Objective: Drop every picture and give the entries back exactly.

Material shown:
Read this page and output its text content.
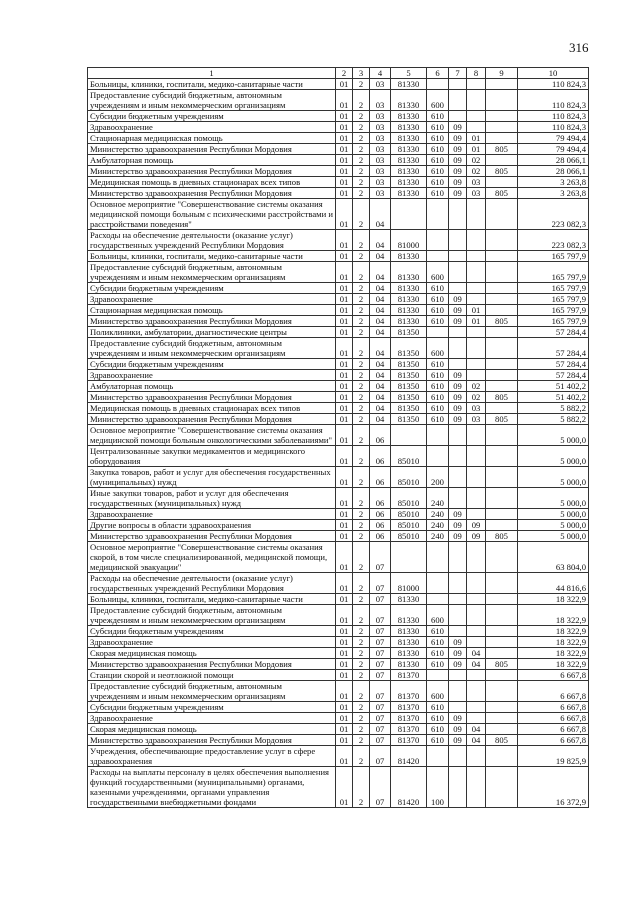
316
1	2	3	4	5	6	7	8	9	10
Больницы, клиники, госпитали, медико-санитарные части	01	2	03	81330					110 824,3
Предоставление субсидий бюджетным, автономным учреждениям и иным некоммерческим организациям	01	2	03	81330	600				110 824,3
Субсидии бюджетным учреждениям	01	2	03	81330	610				110 824,3
Здравоохранение	01	2	03	81330	610	09			110 824,3
Стационарная медицинская помощь	01	2	03	81330	610	09	01		79 494,4
Министерство здравоохранения Республики Мордовия	01	2	03	81330	610	09	01	805	79 494,4
Амбулаторная помощь	01	2	03	81330	610	09	02		28 066,1
Министерство здравоохранения Республики Мордовия	01	2	03	81330	610	09	02	805	28 066,1
Медицинская помощь в дневных стационарах всех типов	01	2	03	81330	610	09	03		3 263,8
Министерство здравоохранения Республики Мордовия	01	2	03	81330	610	09	03	805	3 263,8
Основное мероприятие "Совершенствование системы оказания медицинской помощи больным с психическими расстройствами и расстройствами поведения"	01	2	04						223 082,3
Расходы на обеспечение деятельности (оказание услуг) государственных учреждений Республики Мордовия	01	2	04	81000					223 082,3
Больницы, клиники, госпитали, медико-санитарные части	01	2	04	81330					165 797,9
Предоставление субсидий бюджетным, автономным учреждениям и иным некоммерческим организациям	01	2	04	81330	600				165 797,9
Субсидии бюджетным учреждениям	01	2	04	81330	610				165 797,9
Здравоохранение	01	2	04	81330	610	09			165 797,9
Стационарная медицинская помощь	01	2	04	81330	610	09	01		165 797,9
Министерство здравоохранения Республики Мордовия	01	2	04	81330	610	09	01	805	165 797,9
Поликлиники, амбулатории, диагностические центры	01	2	04	81350					57 284,4
Предоставление субсидий бюджетным, автономным учреждениям и иным некоммерческим организациям	01	2	04	81350	600				57 284,4
Субсидии бюджетным учреждениям	01	2	04	81350	610				57 284,4
Здравоохранение	01	2	04	81350	610	09			57 284,4
Амбулаторная помощь	01	2	04	81350	610	09	02		51 402,2
Министерство здравоохранения Республики Мордовия	01	2	04	81350	610	09	02	805	51 402,2
Медицинская помощь в дневных стационарах всех типов	01	2	04	81350	610	09	03		5 882,2
Министерство здравоохранения Республики Мордовия	01	2	04	81350	610	09	03	805	5 882,2
Основное мероприятие "Совершенствование системы оказания медицинской помощи больным онкологическими заболеваниями"	01	2	06						5 000,0
Централизованные закупки медикаментов и медицинского оборудования	01	2	06	85010					5 000,0
Закупка товаров, работ и услуг для обеспечения государственных (муниципальных) нужд	01	2	06	85010	200				5 000,0
Иные закупки товаров, работ и услуг для обеспечения государственных (муниципальных) нужд	01	2	06	85010	240				5 000,0
Здравоохранение	01	2	06	85010	240	09			5 000,0
Другие вопросы в области здравоохранения	01	2	06	85010	240	09	09		5 000,0
Министерство здравоохранения Республики Мордовия	01	2	06	85010	240	09	09	805	5 000,0
Основное мероприятие "Совершенствование системы оказания скорой, в том числе специализированной, медицинской помощи, медицинской эвакуации"	01	2	07						63 804,0
Расходы на обеспечение деятельности (оказание услуг) государственных учреждений Республики Мордовия	01	2	07	81000					44 816,6
Больницы, клиники, госпитали, медико-санитарные части	01	2	07	81330					18 322,9
Предоставление субсидий бюджетным, автономным учреждениям и иным некоммерческим организациям	01	2	07	81330	600				18 322,9
Субсидии бюджетным учреждениям	01	2	07	81330	610				18 322,9
Здравоохранение	01	2	07	81330	610	09			18 322,9
Скорая медицинская помощь	01	2	07	81330	610	09	04		18 322,9
Министерство здравоохранения Республики Мордовия	01	2	07	81330	610	09	04	805	18 322,9
Станции скорой и неотложной помощи	01	2	07	81370					6 667,8
Предоставление субсидий бюджетным, автономным учреждениям и иным некоммерческим организациям	01	2	07	81370	600				6 667,8
Субсидии бюджетным учреждениям	01	2	07	81370	610				6 667,8
Здравоохранение	01	2	07	81370	610	09			6 667,8
Скорая медицинская помощь	01	2	07	81370	610	09	04		6 667,8
Министерство здравоохранения Республики Мордовия	01	2	07	81370	610	09	04	805	6 667,8
Учреждения, обеспечивающие предоставление услуг в сфере здравоохранения	01	2	07	81420					19 825,9
Расходы на выплаты персоналу в целях обеспечения выполнения функций государственными (муниципальными) органами, казенными учреждениями, органами управления государственными внебюджетными фондами	01	2	07	81420	100				16 372,9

Exercise result:
Read this page and output its text content.
316
1	2	3	4	5	6	7	8	9	10
Больницы, клиники, госпитали, медико-санитарные части	01	2	03	81330					110 824,3
Предоставление субсидий бюджетным, автономным учреждениям и иным некоммерческим организациям	01	2	03	81330	600				110 824,3
Субсидии бюджетным учреждениям	01	2	03	81330	610				110 824,3
Здравоохранение	01	2	03	81330	610	09			110 824,3
Стационарная медицинская помощь	01	2	03	81330	610	09	01		79 494,4
Министерство здравоохранения Республики Мордовия	01	2	03	81330	610	09	01	805	79 494,4
Амбулаторная помощь	01	2	03	81330	610	09	02		28 066,1
Министерство здравоохранения Республики Мордовия	01	2	03	81330	610	09	02	805	28 066,1
Медицинская помощь в дневных стационарах всех типов	01	2	03	81330	610	09	03		3 263,8
Министерство здравоохранения Республики Мордовия	01	2	03	81330	610	09	03	805	3 263,8
Основное мероприятие "Совершенствование системы оказания медицинской помощи больным с психическими расстройствами и расстройствами поведения"	01	2	04						223 082,3
Расходы на обеспечение деятельности (оказание услуг) государственных учреждений Республики Мордовия	01	2	04	81000					223 082,3
Больницы, клиники, госпитали, медико-санитарные части	01	2	04	81330					165 797,9
Предоставление субсидий бюджетным, автономным учреждениям и иным некоммерческим организациям	01	2	04	81330	600				165 797,9
Субсидии бюджетным учреждениям	01	2	04	81330	610				165 797,9
Здравоохранение	01	2	04	81330	610	09			165 797,9
Стационарная медицинская помощь	01	2	04	81330	610	09	01		165 797,9
Министерство здравоохранения Республики Мордовия	01	2	04	81330	610	09	01	805	165 797,9
Поликлиники, амбулатории, диагностические центры	01	2	04	81350					57 284,4
Предоставление субсидий бюджетным, автономным учреждениям и иным некоммерческим организациям	01	2	04	81350	600				57 284,4
Субсидии бюджетным учреждениям	01	2	04	81350	610				57 284,4
Здравоохранение	01	2	04	81350	610	09			57 284,4
Амбулаторная помощь	01	2	04	81350	610	09	02		51 402,2
Министерство здравоохранения Республики Мордовия	01	2	04	81350	610	09	02	805	51 402,2
Медицинская помощь в дневных стационарах всех типов	01	2	04	81350	610	09	03		5 882,2
Министерство здравоохранения Республики Мордовия	01	2	04	81350	610	09	03	805	5 882,2
Основное мероприятие "Совершенствование системы оказания медицинской помощи больным онкологическими заболеваниями"	01	2	06						5 000,0
Централизованные закупки медикаментов и медицинского оборудования	01	2	06	85010					5 000,0
Закупка товаров, работ и услуг для обеспечения государственных (муниципальных) нужд	01	2	06	85010	200				5 000,0
Иные закупки товаров, работ и услуг для обеспечения государственных (муниципальных) нужд	01	2	06	85010	240				5 000,0
Здравоохранение	01	2	06	85010	240	09			5 000,0
Другие вопросы в области здравоохранения	01	2	06	85010	240	09	09		5 000,0
Министерство здравоохранения Республики Мордовия	01	2	06	85010	240	09	09	805	5 000,0
Основное мероприятие "Совершенствование системы оказания скорой, в том числе специализированной, медицинской помощи, медицинской эвакуации"	01	2	07						63 804,0
Расходы на обеспечение деятельности (оказание услуг) государственных учреждений Республики Мордовия	01	2	07	81000					44 816,6
Больницы, клиники, госпитали, медико-санитарные части	01	2	07	81330					18 322,9
Предоставление субсидий бюджетным, автономным учреждениям и иным некоммерческим организациям	01	2	07	81330	600				18 322,9
Субсидии бюджетным учреждениям	01	2	07	81330	610				18 322,9
Здравоохранение	01	2	07	81330	610	09			18 322,9
Скорая медицинская помощь	01	2	07	81330	610	09	04		18 322,9
Министерство здравоохранения Республики Мордовия	01	2	07	81330	610	09	04	805	18 322,9
Станции скорой и неотложной помощи	01	2	07	81370					6 667,8
Предоставление субсидий бюджетным, автономным учреждениям и иным некоммерческим организациям	01	2	07	81370	600				6 667,8
Субсидии бюджетным учреждениям	01	2	07	81370	610				6 667,8
Здравоохранение	01	2	07	81370	610	09			6 667,8
Скорая медицинская помощь	01	2	07	81370	610	09	04		6 667,8
Министерство здравоохранения Республики Мордовия	01	2	07	81370	610	09	04	805	6 667,8
Учреждения, обеспечивающие предоставление услуг в сфере здравоохранения	01	2	07	81420					19 825,9
Расходы на выплаты персоналу в целях обеспечения выполнения функций государственными (муниципальными) органами, казенными учреждениями, органами управления государственными внебюджетными фондами	01	2	07	81420	100				16 372,9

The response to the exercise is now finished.